INSTRUCTIONS FOR THE TASK:
Reproduce the complete listing without any deviation.

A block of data
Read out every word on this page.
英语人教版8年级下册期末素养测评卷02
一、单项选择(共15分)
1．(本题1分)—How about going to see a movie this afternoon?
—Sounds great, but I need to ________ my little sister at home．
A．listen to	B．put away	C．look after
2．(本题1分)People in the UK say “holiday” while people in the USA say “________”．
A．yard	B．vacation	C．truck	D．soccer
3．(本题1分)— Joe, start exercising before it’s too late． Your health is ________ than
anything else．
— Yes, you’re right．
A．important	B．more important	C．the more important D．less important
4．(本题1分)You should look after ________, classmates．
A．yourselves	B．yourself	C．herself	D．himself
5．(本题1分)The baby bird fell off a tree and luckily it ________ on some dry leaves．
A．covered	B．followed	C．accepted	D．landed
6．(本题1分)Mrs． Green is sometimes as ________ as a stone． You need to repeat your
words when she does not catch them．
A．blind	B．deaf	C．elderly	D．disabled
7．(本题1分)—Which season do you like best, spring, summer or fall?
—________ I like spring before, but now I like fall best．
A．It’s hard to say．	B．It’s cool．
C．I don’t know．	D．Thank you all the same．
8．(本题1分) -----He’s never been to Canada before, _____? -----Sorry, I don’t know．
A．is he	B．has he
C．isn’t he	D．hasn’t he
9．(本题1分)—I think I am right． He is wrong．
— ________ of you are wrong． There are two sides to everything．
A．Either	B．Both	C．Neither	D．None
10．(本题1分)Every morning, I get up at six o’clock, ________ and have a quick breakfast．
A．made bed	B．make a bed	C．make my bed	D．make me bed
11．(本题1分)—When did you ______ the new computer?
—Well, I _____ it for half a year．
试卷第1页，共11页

ANSWER:
Read out every word on this page.
英语人教版8年级下册期末素养测评卷02
一、单项选择(共15分)
1．(本题1分)—How about going to see a movie this afternoon?
—Sounds great, but I need to ________ my little sister at home．
A．listen to	B．put away	C．look after
2．(本题1分)People in the UK say “holiday” while people in the USA say “________”．
A．yard	B．vacation	C．truck	D．soccer
3．(本题1分)— Joe, start exercising before it’s too late． Your health is ________ than
anything else．
— Yes, you’re right．
A．important	B．more important	C．the more important D．less important
4．(本题1分)You should look after ________, classmates．
A．yourselves	B．yourself	C．herself	D．himself
5．(本题1分)The baby bird fell off a tree and luckily it ________ on some dry leaves．
A．covered	B．followed	C．accepted	D．landed
6．(本题1分)Mrs． Green is sometimes as ________ as a stone． You need to repeat your
words when she does not catch them．
A．blind	B．deaf	C．elderly	D．disabled
7．(本题1分)—Which season do you like best, spring, summer or fall?
—________ I like spring before, but now I like fall best．
A．It’s hard to say．	B．It’s cool．
C．I don’t know．	D．Thank you all the same．
8．(本题1分) -----He’s never been to Canada before, _____? -----Sorry, I don’t know．
A．is he	B．has he
C．isn’t he	D．hasn’t he
9．(本题1分)—I think I am right． He is wrong．
— ________ of you are wrong． There are two sides to everything．
A．Either	B．Both	C．Neither	D．None
10．(本题1分)Every morning, I get up at six o’clock, ________ and have a quick breakfast．
A．made bed	B．make a bed	C．make my bed	D．make me bed
11．(本题1分)—When did you ______ the new computer?
—Well, I _____ it for half a year．
试卷第1页，共11页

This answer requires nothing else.